Return every line below in which "Adobe" appears.

begin MATERIAL PROVIDED

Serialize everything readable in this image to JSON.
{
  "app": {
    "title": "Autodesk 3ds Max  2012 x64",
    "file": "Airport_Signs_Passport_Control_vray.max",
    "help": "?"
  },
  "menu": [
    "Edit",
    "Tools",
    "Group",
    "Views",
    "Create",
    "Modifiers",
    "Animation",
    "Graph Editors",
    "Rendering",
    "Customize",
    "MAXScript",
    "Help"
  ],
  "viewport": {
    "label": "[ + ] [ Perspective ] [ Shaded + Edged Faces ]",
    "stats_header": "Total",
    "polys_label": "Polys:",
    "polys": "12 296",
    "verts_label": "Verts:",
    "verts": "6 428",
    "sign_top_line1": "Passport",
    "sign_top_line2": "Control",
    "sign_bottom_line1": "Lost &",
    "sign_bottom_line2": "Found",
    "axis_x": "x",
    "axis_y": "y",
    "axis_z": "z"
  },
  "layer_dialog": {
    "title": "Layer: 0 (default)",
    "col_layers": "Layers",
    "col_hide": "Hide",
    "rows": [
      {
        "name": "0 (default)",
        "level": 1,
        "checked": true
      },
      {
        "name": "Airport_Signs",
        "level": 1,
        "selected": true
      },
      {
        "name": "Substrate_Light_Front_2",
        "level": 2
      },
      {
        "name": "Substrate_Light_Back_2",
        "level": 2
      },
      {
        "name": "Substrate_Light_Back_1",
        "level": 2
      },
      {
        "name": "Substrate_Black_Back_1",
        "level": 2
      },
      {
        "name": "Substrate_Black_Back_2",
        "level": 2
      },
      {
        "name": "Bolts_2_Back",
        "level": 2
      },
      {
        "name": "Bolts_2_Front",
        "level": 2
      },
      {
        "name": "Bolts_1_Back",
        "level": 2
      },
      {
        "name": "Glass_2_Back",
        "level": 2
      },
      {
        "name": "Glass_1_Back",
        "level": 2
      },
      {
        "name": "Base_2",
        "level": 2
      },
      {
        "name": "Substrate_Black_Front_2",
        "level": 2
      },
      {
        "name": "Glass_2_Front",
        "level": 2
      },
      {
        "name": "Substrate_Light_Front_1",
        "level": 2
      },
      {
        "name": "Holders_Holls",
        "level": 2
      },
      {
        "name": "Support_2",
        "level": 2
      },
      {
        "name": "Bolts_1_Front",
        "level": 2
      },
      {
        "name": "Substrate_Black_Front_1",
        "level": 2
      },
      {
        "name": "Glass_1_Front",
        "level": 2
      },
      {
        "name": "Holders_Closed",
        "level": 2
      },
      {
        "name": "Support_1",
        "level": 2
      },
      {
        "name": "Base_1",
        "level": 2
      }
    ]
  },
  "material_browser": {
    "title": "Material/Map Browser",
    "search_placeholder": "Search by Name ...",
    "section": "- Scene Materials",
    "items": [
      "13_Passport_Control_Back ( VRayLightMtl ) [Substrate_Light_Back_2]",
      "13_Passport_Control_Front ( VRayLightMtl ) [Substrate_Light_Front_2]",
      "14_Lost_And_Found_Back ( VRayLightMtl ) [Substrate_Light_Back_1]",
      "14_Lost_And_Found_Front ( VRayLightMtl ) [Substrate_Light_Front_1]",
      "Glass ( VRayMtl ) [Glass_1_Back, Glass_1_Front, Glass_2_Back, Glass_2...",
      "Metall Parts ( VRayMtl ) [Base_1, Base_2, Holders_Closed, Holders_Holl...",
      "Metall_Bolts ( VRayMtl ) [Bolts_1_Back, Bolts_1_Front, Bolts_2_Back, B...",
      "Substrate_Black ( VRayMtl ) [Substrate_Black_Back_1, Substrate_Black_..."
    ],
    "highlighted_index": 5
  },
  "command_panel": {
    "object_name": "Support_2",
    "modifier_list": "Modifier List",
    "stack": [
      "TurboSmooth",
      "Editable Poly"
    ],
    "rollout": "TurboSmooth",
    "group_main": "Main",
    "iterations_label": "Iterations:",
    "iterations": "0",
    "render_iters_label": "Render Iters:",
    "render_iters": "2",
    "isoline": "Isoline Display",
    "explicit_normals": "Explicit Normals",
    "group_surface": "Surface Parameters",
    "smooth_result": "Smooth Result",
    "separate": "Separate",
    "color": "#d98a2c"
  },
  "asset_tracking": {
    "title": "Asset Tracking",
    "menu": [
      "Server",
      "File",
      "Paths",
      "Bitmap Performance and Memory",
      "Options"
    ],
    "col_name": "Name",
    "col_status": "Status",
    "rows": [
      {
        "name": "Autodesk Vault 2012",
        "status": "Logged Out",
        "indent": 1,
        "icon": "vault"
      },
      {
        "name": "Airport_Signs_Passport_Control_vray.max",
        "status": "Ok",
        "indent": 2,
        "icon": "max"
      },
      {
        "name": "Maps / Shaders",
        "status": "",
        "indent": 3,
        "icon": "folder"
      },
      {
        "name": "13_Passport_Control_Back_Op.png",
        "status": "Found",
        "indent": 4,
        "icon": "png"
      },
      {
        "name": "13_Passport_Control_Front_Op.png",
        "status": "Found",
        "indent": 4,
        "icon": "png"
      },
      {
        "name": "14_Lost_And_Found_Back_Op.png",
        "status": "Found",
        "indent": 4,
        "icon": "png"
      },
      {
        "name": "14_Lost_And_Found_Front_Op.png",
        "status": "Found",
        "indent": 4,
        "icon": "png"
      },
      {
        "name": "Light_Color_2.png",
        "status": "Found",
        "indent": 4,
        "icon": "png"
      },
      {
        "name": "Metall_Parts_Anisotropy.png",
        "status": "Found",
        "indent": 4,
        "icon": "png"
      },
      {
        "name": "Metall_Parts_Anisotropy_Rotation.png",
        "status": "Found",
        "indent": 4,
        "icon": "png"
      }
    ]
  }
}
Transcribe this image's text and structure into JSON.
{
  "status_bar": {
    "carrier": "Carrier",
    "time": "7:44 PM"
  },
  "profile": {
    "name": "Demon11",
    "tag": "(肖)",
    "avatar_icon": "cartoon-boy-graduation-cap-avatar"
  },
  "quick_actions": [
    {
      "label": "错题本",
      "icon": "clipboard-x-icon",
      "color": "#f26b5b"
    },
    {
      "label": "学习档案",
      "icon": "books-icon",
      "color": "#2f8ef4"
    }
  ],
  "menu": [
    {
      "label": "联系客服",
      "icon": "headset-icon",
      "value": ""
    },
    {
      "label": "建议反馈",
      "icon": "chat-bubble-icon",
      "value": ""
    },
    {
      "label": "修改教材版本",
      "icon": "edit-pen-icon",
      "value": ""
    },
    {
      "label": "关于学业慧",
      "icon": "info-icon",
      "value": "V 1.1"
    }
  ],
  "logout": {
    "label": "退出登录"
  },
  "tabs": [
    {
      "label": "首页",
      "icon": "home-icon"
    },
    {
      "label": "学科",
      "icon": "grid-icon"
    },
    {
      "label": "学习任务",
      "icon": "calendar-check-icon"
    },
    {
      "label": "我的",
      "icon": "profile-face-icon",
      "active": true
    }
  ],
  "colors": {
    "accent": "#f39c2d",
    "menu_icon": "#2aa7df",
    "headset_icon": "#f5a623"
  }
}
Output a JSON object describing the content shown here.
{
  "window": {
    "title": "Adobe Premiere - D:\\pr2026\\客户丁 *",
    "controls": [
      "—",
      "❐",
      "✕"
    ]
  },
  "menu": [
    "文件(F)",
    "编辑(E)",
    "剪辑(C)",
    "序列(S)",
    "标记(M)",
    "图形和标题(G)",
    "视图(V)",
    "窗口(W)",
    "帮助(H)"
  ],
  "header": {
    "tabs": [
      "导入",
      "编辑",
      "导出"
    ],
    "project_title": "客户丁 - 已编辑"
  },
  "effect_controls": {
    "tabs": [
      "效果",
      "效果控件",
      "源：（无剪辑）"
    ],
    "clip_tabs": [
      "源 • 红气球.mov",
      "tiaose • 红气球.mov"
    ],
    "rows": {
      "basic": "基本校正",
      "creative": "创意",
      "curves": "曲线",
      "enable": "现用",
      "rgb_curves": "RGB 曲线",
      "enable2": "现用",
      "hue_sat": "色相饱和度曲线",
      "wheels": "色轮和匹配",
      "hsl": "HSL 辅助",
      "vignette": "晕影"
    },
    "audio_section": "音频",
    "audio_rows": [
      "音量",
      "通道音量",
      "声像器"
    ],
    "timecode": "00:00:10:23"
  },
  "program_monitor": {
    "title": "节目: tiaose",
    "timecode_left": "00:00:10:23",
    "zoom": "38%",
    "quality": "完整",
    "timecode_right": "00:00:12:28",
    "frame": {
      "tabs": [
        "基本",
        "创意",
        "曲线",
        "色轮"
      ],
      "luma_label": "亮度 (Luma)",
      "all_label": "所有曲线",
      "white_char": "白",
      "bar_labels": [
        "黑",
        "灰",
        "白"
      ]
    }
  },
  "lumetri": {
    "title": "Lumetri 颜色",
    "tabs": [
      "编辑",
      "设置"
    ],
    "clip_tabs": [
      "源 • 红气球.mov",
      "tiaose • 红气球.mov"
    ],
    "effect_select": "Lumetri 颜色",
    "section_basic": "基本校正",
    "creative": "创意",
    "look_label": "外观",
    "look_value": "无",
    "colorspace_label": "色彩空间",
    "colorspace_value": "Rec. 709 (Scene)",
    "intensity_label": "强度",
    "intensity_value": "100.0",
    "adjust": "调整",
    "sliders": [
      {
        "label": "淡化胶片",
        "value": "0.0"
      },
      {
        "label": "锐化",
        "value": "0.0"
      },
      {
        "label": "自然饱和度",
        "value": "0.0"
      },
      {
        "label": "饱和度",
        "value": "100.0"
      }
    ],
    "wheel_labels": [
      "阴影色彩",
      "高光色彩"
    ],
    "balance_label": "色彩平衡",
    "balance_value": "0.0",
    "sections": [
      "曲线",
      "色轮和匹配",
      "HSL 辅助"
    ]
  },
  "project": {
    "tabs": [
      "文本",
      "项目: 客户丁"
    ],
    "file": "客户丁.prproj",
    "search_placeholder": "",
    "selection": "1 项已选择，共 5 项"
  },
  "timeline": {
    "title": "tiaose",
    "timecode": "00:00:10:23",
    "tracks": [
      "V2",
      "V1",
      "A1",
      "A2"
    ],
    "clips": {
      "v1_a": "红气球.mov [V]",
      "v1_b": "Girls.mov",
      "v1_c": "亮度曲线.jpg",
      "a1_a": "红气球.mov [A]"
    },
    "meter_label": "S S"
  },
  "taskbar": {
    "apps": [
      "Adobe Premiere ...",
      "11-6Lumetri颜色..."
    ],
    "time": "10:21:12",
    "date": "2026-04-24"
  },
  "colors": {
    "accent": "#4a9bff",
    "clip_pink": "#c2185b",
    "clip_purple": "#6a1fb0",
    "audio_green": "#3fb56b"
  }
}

end MATERIAL PROVIDED

TASK RESPONSE:
    "title": "Adobe Premiere - D:\\pr2026\\客户丁 *",
      "Adobe Premiere ...",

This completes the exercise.